++++ Extracted information ++++

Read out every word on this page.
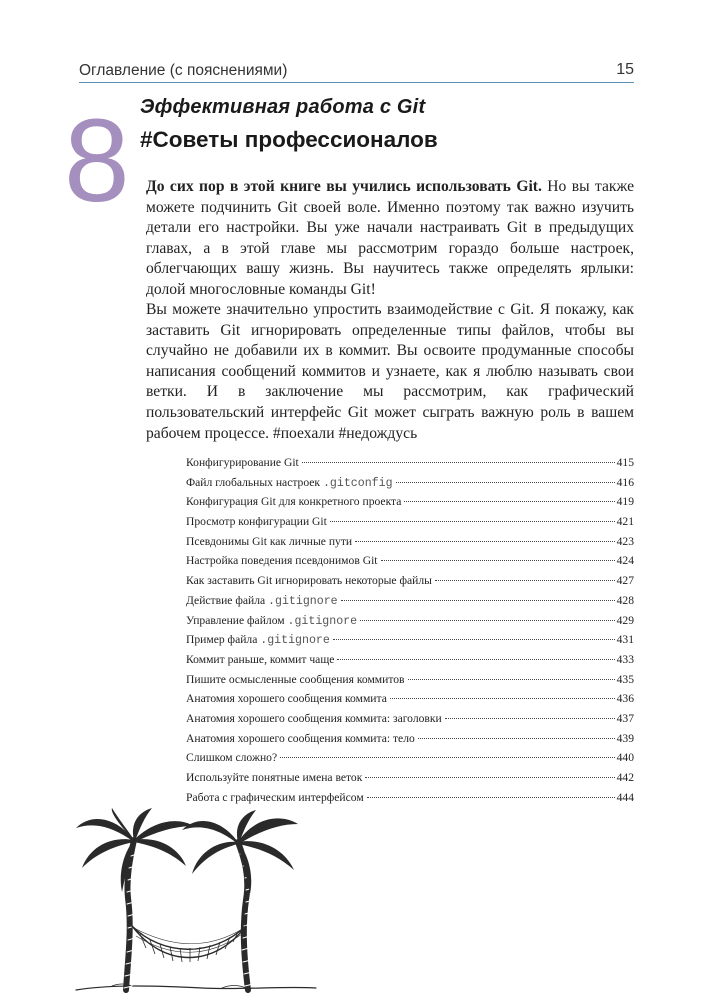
Оглавление (с пояснениями)	15
8 Эффективная работа с Git
#Советы профессионалов

До сих пор в этой книге вы учились использовать Git. Но вы также можете подчинить Git своей воле. Именно поэтому так важно изучить детали его настройки. Вы уже начали настраивать Git в предыдущих главах, а в этой главе мы рассмотрим гораздо больше настроек, облегчающих вашу жизнь. Вы научитесь также определять ярлыки: долой многословные команды Git!

Вы можете значительно упростить взаимодействие с Git. Я покажу, как заставить Git игнорировать определенные типы файлов, чтобы вы случайно не добавили их в коммит. Вы освоите продуманные способы написания сообщений коммитов и узнаете, как я люблю называть свои ветки. И в заключение мы рассмотрим, как графический пользовательский интерфейс Git может сыграть важную роль в вашем рабочем процессе. #поехали #недождусь

Конфигурирование Git	415
Файл глобальных настроек .gitconfig	416
Конфигурация Git для конкретного проекта	419
Просмотр конфигурации Git	421
Псевдонимы Git как личные пути	423
Настройка поведения псевдонимов Git	424
Как заставить Git игнорировать некоторые файлы	427
Действие файла .gitignore	428
Управление файлом .gitignore	429
Пример файла .gitignore	431
Коммит раньше, коммит чаще	433
Пишите осмысленные сообщения коммитов	435
Анатомия хорошего сообщения коммита	436
Анатомия хорошего сообщения коммита: заголовки	437
Анатомия хорошего сообщения коммита: тело	439
Слишком сложно?	440
Используйте понятные имена веток	442
Работа с графическим интерфейсом	444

++++

■ The exercise
Search the entries for the word "сообщения", then gather every line that has it.

■ Answer to the exercise
Пишите осмысленные сообщения коммитов	435
Анатомия хорошего сообщения коммита	436
Анатомия хорошего сообщения коммита: заголовки	437
Анатомия хорошего сообщения коммита: тело	439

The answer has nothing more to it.